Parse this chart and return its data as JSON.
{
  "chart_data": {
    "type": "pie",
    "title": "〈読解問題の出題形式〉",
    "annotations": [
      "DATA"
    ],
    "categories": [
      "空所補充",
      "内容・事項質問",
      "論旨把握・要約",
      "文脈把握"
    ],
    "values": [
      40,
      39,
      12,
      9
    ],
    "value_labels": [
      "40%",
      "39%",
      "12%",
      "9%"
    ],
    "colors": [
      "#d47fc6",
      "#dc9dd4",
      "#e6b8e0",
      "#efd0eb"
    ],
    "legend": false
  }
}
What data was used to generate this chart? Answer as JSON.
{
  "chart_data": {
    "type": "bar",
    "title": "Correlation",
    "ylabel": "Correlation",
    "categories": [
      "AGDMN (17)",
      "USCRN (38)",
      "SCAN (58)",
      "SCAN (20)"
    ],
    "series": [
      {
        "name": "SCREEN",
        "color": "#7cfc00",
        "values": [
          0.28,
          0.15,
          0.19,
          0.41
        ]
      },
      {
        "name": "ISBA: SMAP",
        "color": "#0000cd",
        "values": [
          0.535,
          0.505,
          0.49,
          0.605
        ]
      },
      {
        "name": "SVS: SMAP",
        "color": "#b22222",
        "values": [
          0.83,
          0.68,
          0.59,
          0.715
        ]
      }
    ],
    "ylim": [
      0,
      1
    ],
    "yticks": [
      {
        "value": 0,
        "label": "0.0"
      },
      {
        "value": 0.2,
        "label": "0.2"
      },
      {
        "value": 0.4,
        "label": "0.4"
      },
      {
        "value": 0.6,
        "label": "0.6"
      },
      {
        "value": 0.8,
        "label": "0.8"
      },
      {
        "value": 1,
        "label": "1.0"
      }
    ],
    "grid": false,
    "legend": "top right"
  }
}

Given problem:
Figure out how many lines of the data above include "name", then give the number and nothing more.

Answer to the task:
3